--- Supplied data ---

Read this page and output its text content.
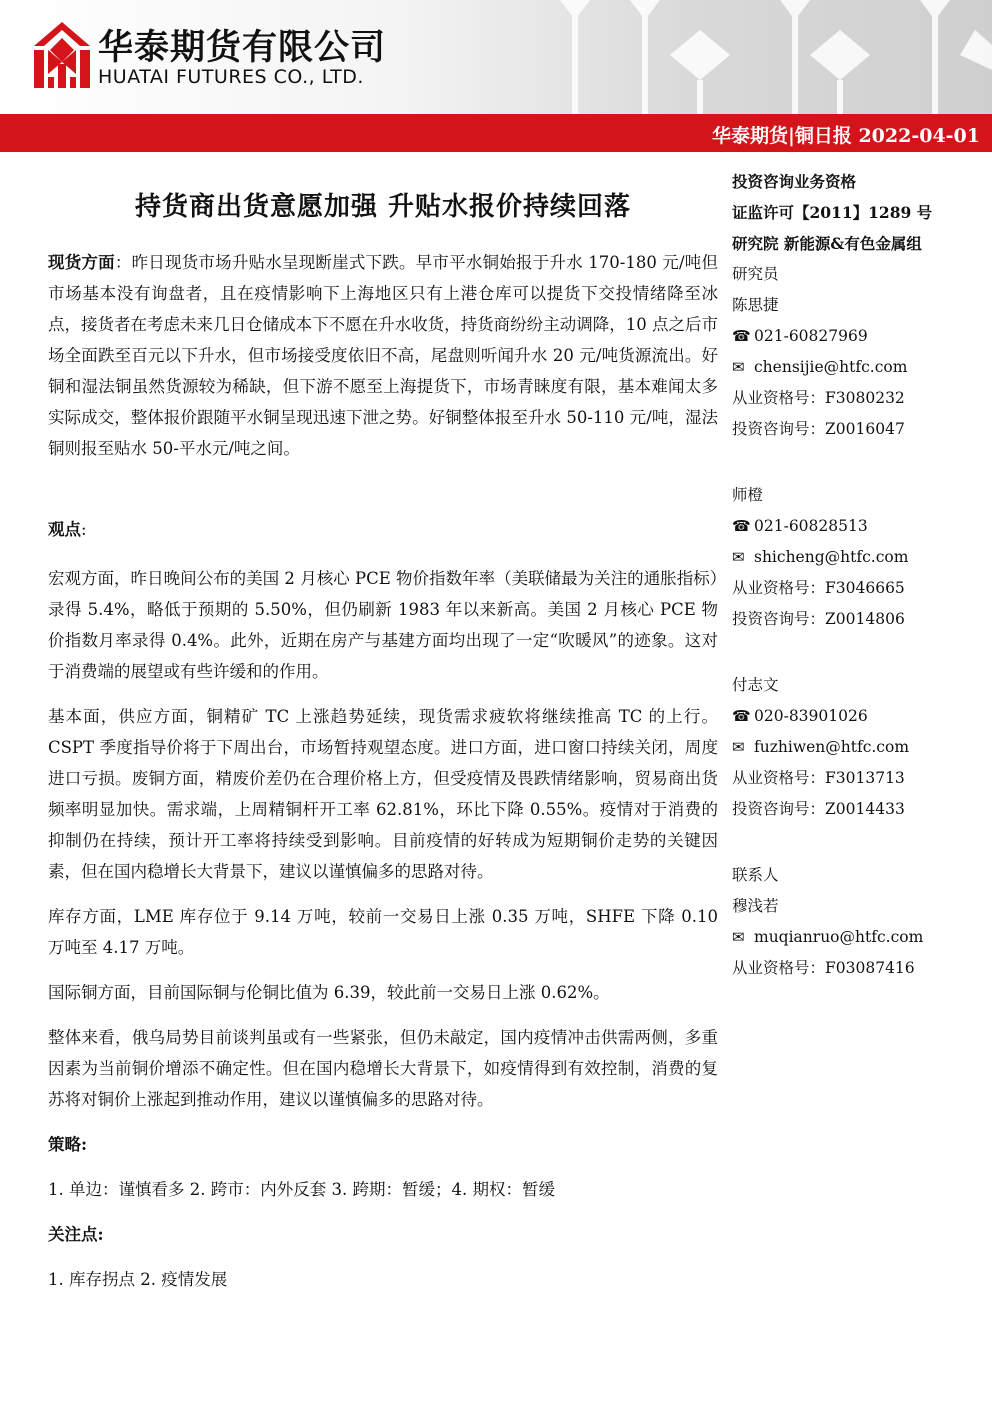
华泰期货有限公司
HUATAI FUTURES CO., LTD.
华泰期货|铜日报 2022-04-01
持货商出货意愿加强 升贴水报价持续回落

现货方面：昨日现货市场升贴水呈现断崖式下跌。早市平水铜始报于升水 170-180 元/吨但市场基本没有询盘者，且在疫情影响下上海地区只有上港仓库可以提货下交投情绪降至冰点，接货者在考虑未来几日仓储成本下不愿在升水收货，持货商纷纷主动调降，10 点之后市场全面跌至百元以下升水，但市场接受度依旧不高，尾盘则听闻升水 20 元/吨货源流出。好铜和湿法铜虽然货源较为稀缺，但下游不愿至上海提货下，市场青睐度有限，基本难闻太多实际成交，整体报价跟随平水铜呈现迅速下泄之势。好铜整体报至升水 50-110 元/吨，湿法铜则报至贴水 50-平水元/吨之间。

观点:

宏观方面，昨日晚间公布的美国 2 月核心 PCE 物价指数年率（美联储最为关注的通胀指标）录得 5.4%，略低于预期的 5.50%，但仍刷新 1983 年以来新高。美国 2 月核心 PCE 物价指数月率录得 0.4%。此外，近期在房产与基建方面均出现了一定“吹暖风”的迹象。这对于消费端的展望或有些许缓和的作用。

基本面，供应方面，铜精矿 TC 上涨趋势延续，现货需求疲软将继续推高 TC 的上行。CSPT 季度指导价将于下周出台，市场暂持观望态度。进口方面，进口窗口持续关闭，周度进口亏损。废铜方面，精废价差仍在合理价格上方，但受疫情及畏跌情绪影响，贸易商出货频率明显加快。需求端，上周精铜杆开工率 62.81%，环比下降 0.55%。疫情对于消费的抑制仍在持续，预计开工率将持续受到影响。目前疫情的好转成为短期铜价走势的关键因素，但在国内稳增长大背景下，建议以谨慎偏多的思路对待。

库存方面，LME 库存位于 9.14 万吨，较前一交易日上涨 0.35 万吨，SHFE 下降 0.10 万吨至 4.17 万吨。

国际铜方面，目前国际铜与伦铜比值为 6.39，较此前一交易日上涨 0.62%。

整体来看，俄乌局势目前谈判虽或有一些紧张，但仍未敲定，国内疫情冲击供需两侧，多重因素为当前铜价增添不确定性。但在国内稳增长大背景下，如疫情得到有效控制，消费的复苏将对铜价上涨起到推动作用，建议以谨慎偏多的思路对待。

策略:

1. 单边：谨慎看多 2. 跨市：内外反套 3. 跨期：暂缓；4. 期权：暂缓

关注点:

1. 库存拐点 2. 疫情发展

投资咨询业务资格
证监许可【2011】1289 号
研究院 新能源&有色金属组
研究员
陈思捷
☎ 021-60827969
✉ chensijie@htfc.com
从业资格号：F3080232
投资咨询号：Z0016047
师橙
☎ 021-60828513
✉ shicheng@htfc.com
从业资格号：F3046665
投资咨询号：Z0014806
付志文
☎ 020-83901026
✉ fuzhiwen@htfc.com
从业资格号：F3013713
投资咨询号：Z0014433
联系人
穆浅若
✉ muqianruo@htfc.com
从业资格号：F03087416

---
--- Supplied data ---

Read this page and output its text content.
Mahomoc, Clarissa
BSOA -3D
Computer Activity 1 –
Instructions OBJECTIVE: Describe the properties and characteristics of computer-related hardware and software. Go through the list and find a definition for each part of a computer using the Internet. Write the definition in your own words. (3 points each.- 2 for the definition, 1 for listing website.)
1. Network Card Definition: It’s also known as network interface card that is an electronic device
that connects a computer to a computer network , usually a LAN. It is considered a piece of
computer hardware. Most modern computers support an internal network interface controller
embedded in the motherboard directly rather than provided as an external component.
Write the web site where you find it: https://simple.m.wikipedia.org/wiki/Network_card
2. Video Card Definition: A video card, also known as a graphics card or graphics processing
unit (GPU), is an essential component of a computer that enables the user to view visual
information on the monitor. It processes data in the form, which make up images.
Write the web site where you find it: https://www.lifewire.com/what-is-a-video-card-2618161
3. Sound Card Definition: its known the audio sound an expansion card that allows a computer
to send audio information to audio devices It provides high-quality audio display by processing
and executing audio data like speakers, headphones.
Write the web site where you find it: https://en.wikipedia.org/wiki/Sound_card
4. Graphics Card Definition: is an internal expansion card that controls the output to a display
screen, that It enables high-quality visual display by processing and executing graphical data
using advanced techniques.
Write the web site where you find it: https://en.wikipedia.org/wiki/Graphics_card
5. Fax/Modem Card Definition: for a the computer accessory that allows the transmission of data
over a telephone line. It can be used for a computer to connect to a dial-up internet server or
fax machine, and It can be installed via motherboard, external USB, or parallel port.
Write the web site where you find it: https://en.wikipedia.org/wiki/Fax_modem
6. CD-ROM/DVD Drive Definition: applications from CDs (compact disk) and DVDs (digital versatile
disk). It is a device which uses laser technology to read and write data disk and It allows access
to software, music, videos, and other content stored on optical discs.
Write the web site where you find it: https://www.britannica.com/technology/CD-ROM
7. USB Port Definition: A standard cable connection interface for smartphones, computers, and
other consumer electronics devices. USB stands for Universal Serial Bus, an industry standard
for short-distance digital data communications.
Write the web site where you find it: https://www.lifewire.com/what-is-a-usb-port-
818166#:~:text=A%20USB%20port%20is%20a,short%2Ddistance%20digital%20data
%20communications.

---

Exercise: Across the entries, how many lines hold the word "建议以谨慎偏多的思路对待"? Say only the number.

Complete output: 2